▶ [EXERCISE MATERIALS]

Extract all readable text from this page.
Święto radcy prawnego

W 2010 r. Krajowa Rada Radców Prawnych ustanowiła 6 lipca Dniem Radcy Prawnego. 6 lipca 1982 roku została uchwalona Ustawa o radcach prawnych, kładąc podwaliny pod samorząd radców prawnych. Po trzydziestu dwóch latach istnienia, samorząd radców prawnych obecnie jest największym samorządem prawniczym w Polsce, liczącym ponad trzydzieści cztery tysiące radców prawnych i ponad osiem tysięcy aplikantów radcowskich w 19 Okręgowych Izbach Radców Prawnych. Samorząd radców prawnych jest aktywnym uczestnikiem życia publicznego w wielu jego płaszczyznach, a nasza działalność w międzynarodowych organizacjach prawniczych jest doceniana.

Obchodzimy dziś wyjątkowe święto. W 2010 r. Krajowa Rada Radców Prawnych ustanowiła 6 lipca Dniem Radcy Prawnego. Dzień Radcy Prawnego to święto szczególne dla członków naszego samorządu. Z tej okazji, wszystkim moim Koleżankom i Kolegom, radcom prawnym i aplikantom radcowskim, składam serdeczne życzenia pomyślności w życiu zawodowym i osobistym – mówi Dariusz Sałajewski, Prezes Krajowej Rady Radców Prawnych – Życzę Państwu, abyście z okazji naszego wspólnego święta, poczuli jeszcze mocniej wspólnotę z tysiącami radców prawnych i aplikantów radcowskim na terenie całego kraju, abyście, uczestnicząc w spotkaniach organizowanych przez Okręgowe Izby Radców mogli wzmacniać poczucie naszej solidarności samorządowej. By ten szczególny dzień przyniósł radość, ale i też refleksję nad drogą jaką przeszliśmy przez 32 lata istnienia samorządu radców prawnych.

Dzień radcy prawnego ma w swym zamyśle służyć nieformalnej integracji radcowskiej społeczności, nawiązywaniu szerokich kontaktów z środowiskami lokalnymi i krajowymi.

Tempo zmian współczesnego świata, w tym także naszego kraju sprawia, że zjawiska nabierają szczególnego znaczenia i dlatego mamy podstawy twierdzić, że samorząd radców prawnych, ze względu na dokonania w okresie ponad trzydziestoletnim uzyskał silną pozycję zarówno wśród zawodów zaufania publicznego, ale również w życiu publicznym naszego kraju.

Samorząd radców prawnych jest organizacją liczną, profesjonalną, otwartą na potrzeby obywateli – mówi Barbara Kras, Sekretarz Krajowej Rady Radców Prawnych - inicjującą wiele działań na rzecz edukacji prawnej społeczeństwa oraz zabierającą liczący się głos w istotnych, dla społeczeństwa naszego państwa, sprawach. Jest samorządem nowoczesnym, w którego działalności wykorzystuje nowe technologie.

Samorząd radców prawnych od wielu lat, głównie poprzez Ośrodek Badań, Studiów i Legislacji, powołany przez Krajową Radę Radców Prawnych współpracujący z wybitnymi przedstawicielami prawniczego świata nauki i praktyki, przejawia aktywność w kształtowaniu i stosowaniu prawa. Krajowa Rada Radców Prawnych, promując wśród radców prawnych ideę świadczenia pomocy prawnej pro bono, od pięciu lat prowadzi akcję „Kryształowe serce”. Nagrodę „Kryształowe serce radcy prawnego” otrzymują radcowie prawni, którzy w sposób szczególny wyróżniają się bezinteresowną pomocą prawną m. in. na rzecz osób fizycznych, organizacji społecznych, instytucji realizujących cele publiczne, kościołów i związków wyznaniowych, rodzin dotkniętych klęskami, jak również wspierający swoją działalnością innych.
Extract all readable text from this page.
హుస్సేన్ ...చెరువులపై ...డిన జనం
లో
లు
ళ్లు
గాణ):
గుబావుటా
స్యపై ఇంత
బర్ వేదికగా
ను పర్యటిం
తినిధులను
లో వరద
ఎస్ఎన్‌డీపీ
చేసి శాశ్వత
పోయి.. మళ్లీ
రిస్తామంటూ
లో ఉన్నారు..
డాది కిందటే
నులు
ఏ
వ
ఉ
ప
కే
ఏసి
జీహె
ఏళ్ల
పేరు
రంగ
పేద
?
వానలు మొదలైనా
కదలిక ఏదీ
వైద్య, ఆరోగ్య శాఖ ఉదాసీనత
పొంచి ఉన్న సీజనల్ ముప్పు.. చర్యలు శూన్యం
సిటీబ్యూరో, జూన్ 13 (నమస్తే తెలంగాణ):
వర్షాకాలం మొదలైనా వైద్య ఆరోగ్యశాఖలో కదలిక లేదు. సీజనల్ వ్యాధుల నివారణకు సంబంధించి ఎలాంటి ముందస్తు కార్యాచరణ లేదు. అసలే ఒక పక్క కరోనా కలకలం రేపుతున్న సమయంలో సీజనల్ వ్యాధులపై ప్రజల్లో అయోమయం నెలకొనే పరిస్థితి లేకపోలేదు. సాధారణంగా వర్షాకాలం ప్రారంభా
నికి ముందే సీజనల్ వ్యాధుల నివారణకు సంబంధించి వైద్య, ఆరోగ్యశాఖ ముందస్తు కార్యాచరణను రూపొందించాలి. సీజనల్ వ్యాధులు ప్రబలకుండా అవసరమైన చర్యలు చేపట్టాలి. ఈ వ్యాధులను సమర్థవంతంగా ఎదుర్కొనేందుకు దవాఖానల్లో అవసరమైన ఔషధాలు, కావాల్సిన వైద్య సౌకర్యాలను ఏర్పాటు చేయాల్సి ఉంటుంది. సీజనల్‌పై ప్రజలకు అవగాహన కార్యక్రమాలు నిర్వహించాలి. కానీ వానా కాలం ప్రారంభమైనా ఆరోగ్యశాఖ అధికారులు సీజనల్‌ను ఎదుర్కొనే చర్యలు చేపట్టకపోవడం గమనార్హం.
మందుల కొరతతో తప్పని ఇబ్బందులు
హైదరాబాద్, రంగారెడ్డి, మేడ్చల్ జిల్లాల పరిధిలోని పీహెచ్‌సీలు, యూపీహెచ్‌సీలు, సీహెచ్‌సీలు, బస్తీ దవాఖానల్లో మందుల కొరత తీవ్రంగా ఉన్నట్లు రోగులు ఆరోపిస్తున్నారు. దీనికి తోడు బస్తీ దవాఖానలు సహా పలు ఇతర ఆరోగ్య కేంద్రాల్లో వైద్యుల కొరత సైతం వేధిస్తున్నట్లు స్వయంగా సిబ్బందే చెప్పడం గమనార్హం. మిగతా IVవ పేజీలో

▶ [SHORT PROBLEM] Each record should come back exactly as written.

▶ [REPLY]
Extract all readable text from this page.
Święto radcy prawnego

W 2010 r. Krajowa Rada Radców Prawnych ustanowiła 6 lipca Dniem Radcy Prawnego. 6 lipca 1982 roku została uchwalona Ustawa o radcach prawnych, kładąc podwaliny pod samorząd radców prawnych. Po trzydziestu dwóch latach istnienia, samorząd radców prawnych obecnie jest największym samorządem prawniczym w Polsce, liczącym ponad trzydzieści cztery tysiące radców prawnych i ponad osiem tysięcy aplikantów radcowskich w 19 Okręgowych Izbach Radców Prawnych. Samorząd radców prawnych jest aktywnym uczestnikiem życia publicznego w wielu jego płaszczyznach, a nasza działalność w międzynarodowych organizacjach prawniczych jest doceniana.

Obchodzimy dziś wyjątkowe święto. W 2010 r. Krajowa Rada Radców Prawnych ustanowiła 6 lipca Dniem Radcy Prawnego. Dzień Radcy Prawnego to święto szczególne dla członków naszego samorządu. Z tej okazji, wszystkim moim Koleżankom i Kolegom, radcom prawnym i aplikantom radcowskim, składam serdeczne życzenia pomyślności w życiu zawodowym i osobistym – mówi Dariusz Sałajewski, Prezes Krajowej Rady Radców Prawnych – Życzę Państwu, abyście z okazji naszego wspólnego święta, poczuli jeszcze mocniej wspólnotę z tysiącami radców prawnych i aplikantów radcowskim na terenie całego kraju, abyście, uczestnicząc w spotkaniach organizowanych przez Okręgowe Izby Radców mogli wzmacniać poczucie naszej solidarności samorządowej. By ten szczególny dzień przyniósł radość, ale i też refleksję nad drogą jaką przeszliśmy przez 32 lata istnienia samorządu radców prawnych.

Dzień radcy prawnego ma w swym zamyśle służyć nieformalnej integracji radcowskiej społeczności, nawiązywaniu szerokich kontaktów z środowiskami lokalnymi i krajowymi.

Tempo zmian współczesnego świata, w tym także naszego kraju sprawia, że zjawiska nabierają szczególnego znaczenia i dlatego mamy podstawy twierdzić, że samorząd radców prawnych, ze względu na dokonania w okresie ponad trzydziestoletnim uzyskał silną pozycję zarówno wśród zawodów zaufania publicznego, ale również w życiu publicznym naszego kraju.

Samorząd radców prawnych jest organizacją liczną, profesjonalną, otwartą na potrzeby obywateli – mówi Barbara Kras, Sekretarz Krajowej Rady Radców Prawnych - inicjującą wiele działań na rzecz edukacji prawnej społeczeństwa oraz zabierającą liczący się głos w istotnych, dla społeczeństwa naszego państwa, sprawach. Jest samorządem nowoczesnym, w którego działalności wykorzystuje nowe technologie.

Samorząd radców prawnych od wielu lat, głównie poprzez Ośrodek Badań, Studiów i Legislacji, powołany przez Krajową Radę Radców Prawnych współpracujący z wybitnymi przedstawicielami prawniczego świata nauki i praktyki, przejawia aktywność w kształtowaniu i stosowaniu prawa. Krajowa Rada Radców Prawnych, promując wśród radców prawnych ideę świadczenia pomocy prawnej pro bono, od pięciu lat prowadzi akcję „Kryształowe serce”. Nagrodę „Kryształowe serce radcy prawnego” otrzymują radcowie prawni, którzy w sposób szczególny wyróżniają się bezinteresowną pomocą prawną m. in. na rzecz osób fizycznych, organizacji społecznych, instytucji realizujących cele publiczne, kościołów i związków wyznaniowych, rodzin dotkniętych klęskami, jak również wspierający swoją działalnością innych.
Extract all readable text from this page.
హుస్సేన్ ...చెరువులపై ...డిన జనం
లో
లు
ళ్లు
గాణ):
గుబావుటా
స్యపై ఇంత
బర్ వేదికగా
ను పర్యటిం
తినిధులను
లో వరద
ఎస్ఎన్‌డీపీ
చేసి శాశ్వత
పోయి.. మళ్లీ
రిస్తామంటూ
లో ఉన్నారు..
డాది కిందటే
నులు
ఏ
వ
ఉ
ప
కే
ఏసి
జీహె
ఏళ్ల
పేరు
రంగ
పేద
?
వానలు మొదలైనా
కదలిక ఏదీ
వైద్య, ఆరోగ్య శాఖ ఉదాసీనత
పొంచి ఉన్న సీజనల్ ముప్పు.. చర్యలు శూన్యం
సిటీబ్యూరో, జూన్ 13 (నమస్తే తెలంగాణ):
వర్షాకాలం మొదలైనా వైద్య ఆరోగ్యశాఖలో కదలిక లేదు. సీజనల్ వ్యాధుల నివారణకు సంబంధించి ఎలాంటి ముందస్తు కార్యాచరణ లేదు. అసలే ఒక పక్క కరోనా కలకలం రేపుతున్న సమయంలో సీజనల్ వ్యాధులపై ప్రజల్లో అయోమయం నెలకొనే పరిస్థితి లేకపోలేదు. సాధారణంగా వర్షాకాలం ప్రారంభా
నికి ముందే సీజనల్ వ్యాధుల నివారణకు సంబంధించి వైద్య, ఆరోగ్యశాఖ ముందస్తు కార్యాచరణను రూపొందించాలి. సీజనల్ వ్యాధులు ప్రబలకుండా అవసరమైన చర్యలు చేపట్టాలి. ఈ వ్యాధులను సమర్థవంతంగా ఎదుర్కొనేందుకు దవాఖానల్లో అవసరమైన ఔషధాలు, కావాల్సిన వైద్య సౌకర్యాలను ఏర్పాటు చేయాల్సి ఉంటుంది. సీజనల్‌పై ప్రజలకు అవగాహన కార్యక్రమాలు నిర్వహించాలి. కానీ వానా కాలం ప్రారంభమైనా ఆరోగ్యశాఖ అధికారులు సీజనల్‌ను ఎదుర్కొనే చర్యలు చేపట్టకపోవడం గమనార్హం.
మందుల కొరతతో తప్పని ఇబ్బందులు
హైదరాబాద్, రంగారెడ్డి, మేడ్చల్ జిల్లాల పరిధిలోని పీహెచ్‌సీలు, యూపీహెచ్‌సీలు, సీహెచ్‌సీలు, బస్తీ దవాఖానల్లో మందుల కొరత తీవ్రంగా ఉన్నట్లు రోగులు ఆరోపిస్తున్నారు. దీనికి తోడు బస్తీ దవాఖానలు సహా పలు ఇతర ఆరోగ్య కేంద్రాల్లో వైద్యుల కొరత సైతం వేధిస్తున్నట్లు స్వయంగా సిబ్బందే చెప్పడం గమనార్హం. మిగతా IVవ పేజీలో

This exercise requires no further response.